● **OBJECTIVE**: In your copy, leave out the pictures; write out all the data exactly.

::: DATA PROVIDED

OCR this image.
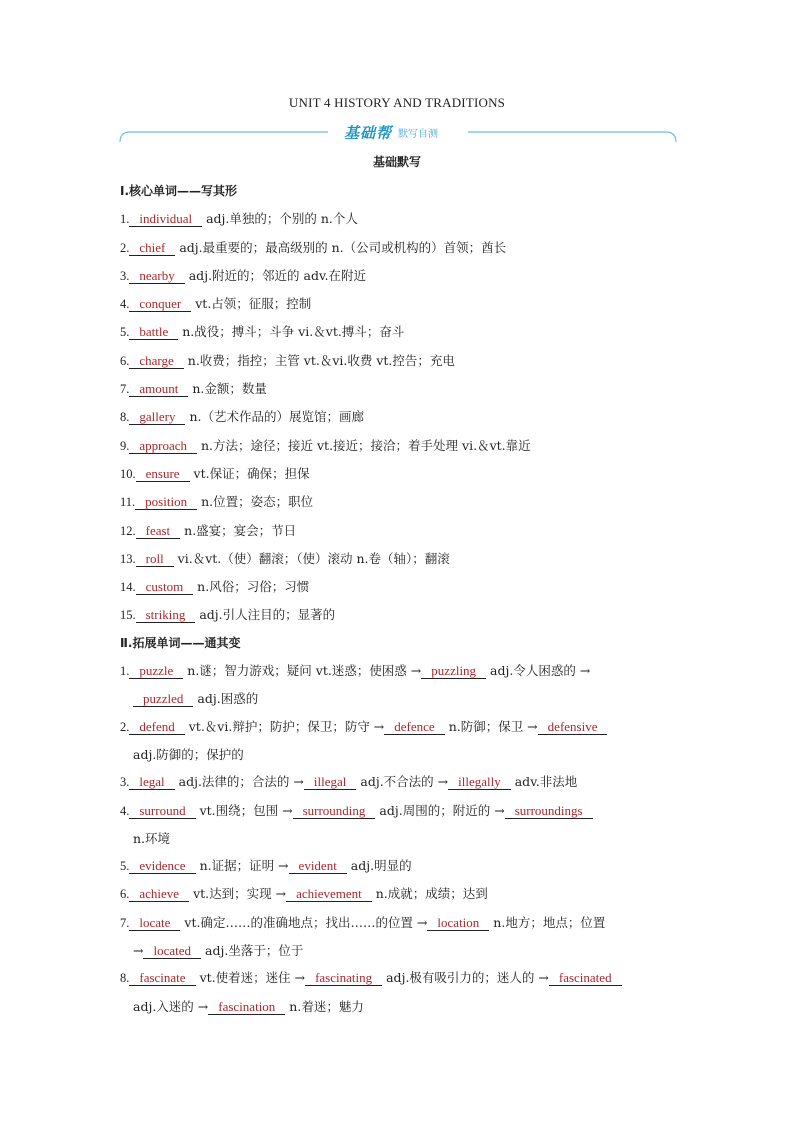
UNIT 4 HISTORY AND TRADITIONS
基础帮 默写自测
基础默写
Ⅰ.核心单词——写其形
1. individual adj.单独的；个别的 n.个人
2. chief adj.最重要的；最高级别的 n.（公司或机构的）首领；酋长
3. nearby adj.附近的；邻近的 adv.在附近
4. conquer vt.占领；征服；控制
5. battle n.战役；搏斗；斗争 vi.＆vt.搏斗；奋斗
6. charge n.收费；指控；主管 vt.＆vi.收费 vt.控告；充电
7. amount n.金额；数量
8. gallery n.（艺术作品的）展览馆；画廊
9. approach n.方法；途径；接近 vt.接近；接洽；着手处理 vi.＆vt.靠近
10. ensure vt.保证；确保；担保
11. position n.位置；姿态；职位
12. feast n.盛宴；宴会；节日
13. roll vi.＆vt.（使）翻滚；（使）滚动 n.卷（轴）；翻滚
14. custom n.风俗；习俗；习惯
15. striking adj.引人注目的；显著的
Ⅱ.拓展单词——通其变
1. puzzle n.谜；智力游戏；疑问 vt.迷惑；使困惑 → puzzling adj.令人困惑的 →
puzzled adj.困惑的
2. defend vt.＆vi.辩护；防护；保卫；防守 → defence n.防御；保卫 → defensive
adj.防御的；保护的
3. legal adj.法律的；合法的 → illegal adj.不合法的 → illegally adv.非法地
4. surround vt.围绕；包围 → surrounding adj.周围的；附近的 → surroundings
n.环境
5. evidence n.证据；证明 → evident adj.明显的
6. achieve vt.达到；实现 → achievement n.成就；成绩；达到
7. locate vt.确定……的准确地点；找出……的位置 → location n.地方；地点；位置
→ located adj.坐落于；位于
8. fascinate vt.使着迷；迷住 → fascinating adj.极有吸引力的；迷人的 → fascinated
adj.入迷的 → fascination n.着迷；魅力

::::::

● **EXPECTED OUTPUT**:
OCR this image.
UNIT 4 HISTORY AND TRADITIONS
基础帮 默写自测
基础默写
Ⅰ.核心单词——写其形
1. individual adj.单独的；个别的 n.个人
2. chief adj.最重要的；最高级别的 n.（公司或机构的）首领；酋长
3. nearby adj.附近的；邻近的 adv.在附近
4. conquer vt.占领；征服；控制
5. battle n.战役；搏斗；斗争 vi.＆vt.搏斗；奋斗
6. charge n.收费；指控；主管 vt.＆vi.收费 vt.控告；充电
7. amount n.金额；数量
8. gallery n.（艺术作品的）展览馆；画廊
9. approach n.方法；途径；接近 vt.接近；接洽；着手处理 vi.＆vt.靠近
10. ensure vt.保证；确保；担保
11. position n.位置；姿态；职位
12. feast n.盛宴；宴会；节日
13. roll vi.＆vt.（使）翻滚；（使）滚动 n.卷（轴）；翻滚
14. custom n.风俗；习俗；习惯
15. striking adj.引人注目的；显著的
Ⅱ.拓展单词——通其变
1. puzzle n.谜；智力游戏；疑问 vt.迷惑；使困惑 → puzzling adj.令人困惑的 →
puzzled adj.困惑的
2. defend vt.＆vi.辩护；防护；保卫；防守 → defence n.防御；保卫 → defensive
adj.防御的；保护的
3. legal adj.法律的；合法的 → illegal adj.不合法的 → illegally adv.非法地
4. surround vt.围绕；包围 → surrounding adj.周围的；附近的 → surroundings
n.环境
5. evidence n.证据；证明 → evident adj.明显的
6. achieve vt.达到；实现 → achievement n.成就；成绩；达到
7. locate vt.确定……的准确地点；找出……的位置 → location n.地方；地点；位置
→ located adj.坐落于；位于
8. fascinate vt.使着迷；迷住 → fascinating adj.极有吸引力的；迷人的 → fascinated
adj.入迷的 → fascination n.着迷；魅力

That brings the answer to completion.